* **EXTRACT TO READ**
From 1da5b7d1e7eaf62cc9a2089b902f97ae25fa1c24 Mon Sep 17 00:00:00 2001
From: Kevin Pouget <kpouget@redhat.com>
Date: Mon, 4 May 2026 13:34:52 +0200
Subject: [PATCH 31/33] [fournos_launcher] orchestration: signal handlers

---
 projects/fournos_launcher/orchestration/job_management.py | 2 ++
 projects/fournos_launcher/orchestration/submit.py         | 5 +++--
 2 files changed, 5 insertions(+), 2 deletions(-)

diff --git a/projects/fournos_launcher/orchestration/job_management.py b/projects/fournos_launcher/orchestration/job_management.py
index 82631b18..a82fe7b9 100644
--- a/projects/fournos_launcher/orchestration/job_management.py
+++ b/projects/fournos_launcher/orchestration/job_management.py
@@ -69,6 +69,7 @@ def shutdown_running_fjobs():
 
     except Exception as e:
         logger.error(f"Exception while shutting down FournosJobs: {e}")
+        raise
 
 
 def shutdown_fjobs_on_interrupt():
@@ -81,3 +82,4 @@ def shutdown_fjobs_on_interrupt():
         shutdown_running_fjobs()
     except Exception as e:
         logger.error(f"Failed to shutdown FournosJobs: {e}")
+        raise
diff --git a/projects/fournos_launcher/orchestration/submit.py b/projects/fournos_launcher/orchestration/submit.py
index 203094d9..2611f343 100644
--- a/projects/fournos_launcher/orchestration/submit.py
+++ b/projects/fournos_launcher/orchestration/submit.py
@@ -2,6 +2,7 @@
 import os
 import pathlib
 import signal
+import sys
 import threading
 import traceback
 from datetime import datetime
@@ -24,7 +25,7 @@ def _signal_handler_sigint(sig, frame):
     print("\n🚫 FOURNOS launcher received SIGINT - shutting down jobs...")
     env.reset_artifact_dir()
     job_management.shutdown_fjobs_on_interrupt()
-    # Don't call sys.exit here - let the original handler handle it
+    sys.exit(137)
 
 
 def _signal_handler_sigterm(sig, frame):
@@ -32,7 +33,7 @@ def _signal_handler_sigterm(sig, frame):
     print("\n🛑 FOURNOS launcher received SIGTERM - shutting down jobs...")
     env.reset_artifact_dir()
     job_management.shutdown_fjobs_on_interrupt()
-    # Don't call sys.exit here - let the original handler handle it
+    sys.exit(143)
 
 
 def _setup_signal_handlers():

From 77fe4472b9b592f06cb13af82aefa0c608e96d95 Mon Sep 17 00:00:00 2001
From: Kevin Pouget <kpouget@redhat.com>
Date: Mon, 4 May 2026 13:52:46 +0200
Subject: [PATCH 32/33] [core] dsl: runtime: use a thread safe logging

---
 projects/core/dsl/runtime.py | 50 +++++++++++++++++++++++++++++-------
 1 file changed, 41 insertions(+), 9 deletions(-)

diff --git a/projects/core/dsl/runtime.py b/projects/core/dsl/runtime.py
index 6bf3f52c..d05d91ac 100644
--- a/projects/core/dsl/runtime.py
+++ b/projects/core/dsl/runtime.py
@@ -5,6 +5,7 @@
 import inspect
 import logging
 import os
+import threading
 import types
 from datetime import datetime
 from pathlib import Path
@@ -234,10 +235,11 @@ def execute_tasks(function_args: dict = None):
         finally:
             # Clear thread-local execution context
             script_manager.clear_execution_context()

* **ENTRIES SUPPLIED**
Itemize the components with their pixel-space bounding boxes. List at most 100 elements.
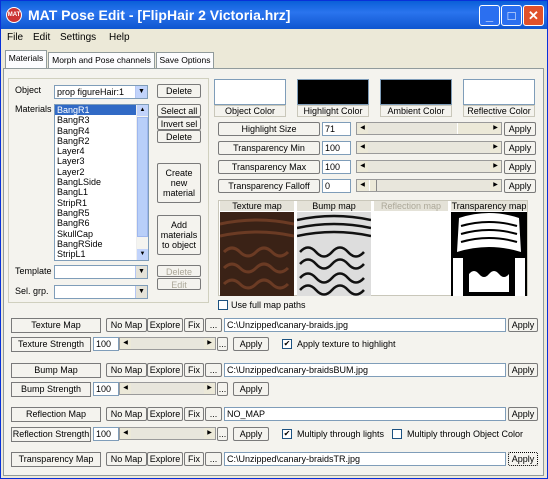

...

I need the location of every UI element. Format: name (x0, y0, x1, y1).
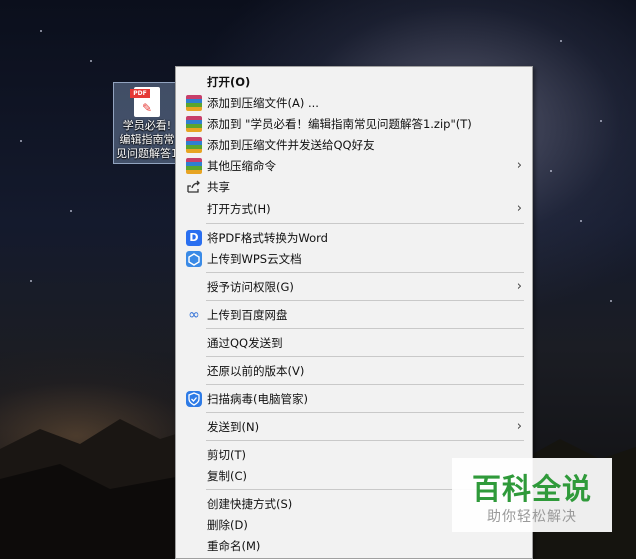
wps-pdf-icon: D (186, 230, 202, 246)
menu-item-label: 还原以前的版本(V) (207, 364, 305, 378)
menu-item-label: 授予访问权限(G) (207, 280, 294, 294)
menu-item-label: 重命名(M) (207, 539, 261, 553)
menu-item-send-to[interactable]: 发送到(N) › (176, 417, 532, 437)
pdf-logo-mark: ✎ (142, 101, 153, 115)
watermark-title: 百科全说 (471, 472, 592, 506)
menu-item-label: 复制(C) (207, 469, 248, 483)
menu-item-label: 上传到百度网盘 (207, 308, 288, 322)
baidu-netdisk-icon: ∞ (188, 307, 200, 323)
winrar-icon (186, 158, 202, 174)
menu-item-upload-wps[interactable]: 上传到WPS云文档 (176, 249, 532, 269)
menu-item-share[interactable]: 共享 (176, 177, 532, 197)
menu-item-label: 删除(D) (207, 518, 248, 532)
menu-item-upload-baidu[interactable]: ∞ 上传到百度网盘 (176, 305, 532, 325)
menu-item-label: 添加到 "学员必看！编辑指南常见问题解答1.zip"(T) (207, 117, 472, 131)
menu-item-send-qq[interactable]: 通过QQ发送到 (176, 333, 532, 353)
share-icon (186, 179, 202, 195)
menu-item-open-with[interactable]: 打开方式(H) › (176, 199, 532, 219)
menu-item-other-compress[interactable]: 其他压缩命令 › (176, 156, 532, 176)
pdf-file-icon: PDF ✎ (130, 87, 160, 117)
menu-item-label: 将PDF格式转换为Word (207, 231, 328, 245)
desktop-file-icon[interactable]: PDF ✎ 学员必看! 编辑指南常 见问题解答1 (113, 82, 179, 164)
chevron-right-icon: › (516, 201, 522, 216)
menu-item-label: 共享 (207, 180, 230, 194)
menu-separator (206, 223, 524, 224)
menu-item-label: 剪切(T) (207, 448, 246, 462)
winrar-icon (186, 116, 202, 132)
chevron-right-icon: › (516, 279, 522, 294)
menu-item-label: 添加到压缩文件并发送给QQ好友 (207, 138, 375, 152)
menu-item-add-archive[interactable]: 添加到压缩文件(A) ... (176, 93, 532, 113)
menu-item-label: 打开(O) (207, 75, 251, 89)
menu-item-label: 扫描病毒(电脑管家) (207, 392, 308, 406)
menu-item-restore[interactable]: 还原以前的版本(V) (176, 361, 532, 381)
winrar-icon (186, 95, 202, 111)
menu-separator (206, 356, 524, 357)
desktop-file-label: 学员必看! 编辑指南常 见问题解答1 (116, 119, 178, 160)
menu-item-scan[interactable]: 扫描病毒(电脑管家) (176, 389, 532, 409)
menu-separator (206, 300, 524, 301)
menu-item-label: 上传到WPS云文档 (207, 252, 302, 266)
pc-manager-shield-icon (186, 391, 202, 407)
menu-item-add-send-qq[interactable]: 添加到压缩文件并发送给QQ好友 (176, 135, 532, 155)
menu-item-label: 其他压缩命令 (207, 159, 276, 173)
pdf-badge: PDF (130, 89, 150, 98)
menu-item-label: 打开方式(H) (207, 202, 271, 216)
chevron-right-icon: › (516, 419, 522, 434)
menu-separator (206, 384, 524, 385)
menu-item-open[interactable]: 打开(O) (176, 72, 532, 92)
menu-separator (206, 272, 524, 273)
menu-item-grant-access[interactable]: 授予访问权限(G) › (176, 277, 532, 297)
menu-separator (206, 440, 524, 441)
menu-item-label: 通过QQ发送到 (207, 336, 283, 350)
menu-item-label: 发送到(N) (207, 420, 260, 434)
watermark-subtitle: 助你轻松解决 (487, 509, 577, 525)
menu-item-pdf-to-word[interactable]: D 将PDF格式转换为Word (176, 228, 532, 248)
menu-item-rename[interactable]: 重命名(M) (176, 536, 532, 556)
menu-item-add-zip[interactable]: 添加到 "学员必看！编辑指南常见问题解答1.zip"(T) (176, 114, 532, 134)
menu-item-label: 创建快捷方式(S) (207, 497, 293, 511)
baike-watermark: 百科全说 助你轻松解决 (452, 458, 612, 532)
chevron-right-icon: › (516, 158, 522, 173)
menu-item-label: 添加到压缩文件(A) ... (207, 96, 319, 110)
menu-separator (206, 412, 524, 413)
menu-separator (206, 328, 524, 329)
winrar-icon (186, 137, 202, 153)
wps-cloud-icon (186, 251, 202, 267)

* **WRITTEN INSTRUCTION A**
In the git patch text, what exit code does the SIGTERM handler now pass to sys.exit?
* **WRITTEN INSTRUCTION B**
Extend the git patch text, starting after its final line.

* **TASK OUTPUT A**
143

* **TASK OUTPUT B**
-            # Clean up the file handler to prevent leaks
-            dsl_logger = logging.getLogger("DSL")
-            dsl_logger.removeHandler(file_handler)
-            file_handler.close()
+            # Clean up the thread-local file handler to prevent leaks
+            if hasattr(_thread_local_handlers, "file_handler"):
+                _thread_local_handlers.file_handler.close()
+                # Remove the reference to prevent memory leaks
+                del _thread_local_handlers.file_handler
 
 
 def _execute_single_task(task_info, args, shared_context):
@@ -386,20 +388,50 @@ def _generate_env_file(meta_dir):
     logger.debug(f"Generated environment file: {env_file}")
 
 
+# Thread-local storage for DSL logger handlers
+_thread_local_handlers = threading.local()
+
+
+class ThreadLocalHandler(logging.Handler):
+    """A logging handler that routes messages to thread-specific files"""
+
+    def __init__(self):
+        super().__init__()
+
+    def emit(self, record):
+        # Only emit if we have a thread-local file handler for this thread
+        if hasattr(_thread_local_handlers, "file_handler"):
+            try:
+                _thread_local_handlers.file_handler.emit(record)
+            except Exception:
+                # Ignore errors in logging to avoid breaking execution
+                pass
+
+
 def _setup_execution_logging(artifact_dir):
-    """Setup file logging to capture all stdout/stderr during execution"""
+    """Setup thread-safe file logging to capture all stdout/stderr during execution"""
     log_file = artifact_dir / "task.log"
 
-    # Create file handler for the DSL logger
+    # Create file handler for this specific execution
     file_handler = logging.FileHandler(log_file, mode="w")
     file_handler.setLevel(logging.INFO)
 
     # Use same format as console output
     file_handler.setFormatter(logging.Formatter("%(message)s"))
 
-    # Add handler to the DSL logger so all DSL modules inherit it
-    dsl_logger = logging.getLogger("DSL")
-    dsl_logger.addHandler(file_handler)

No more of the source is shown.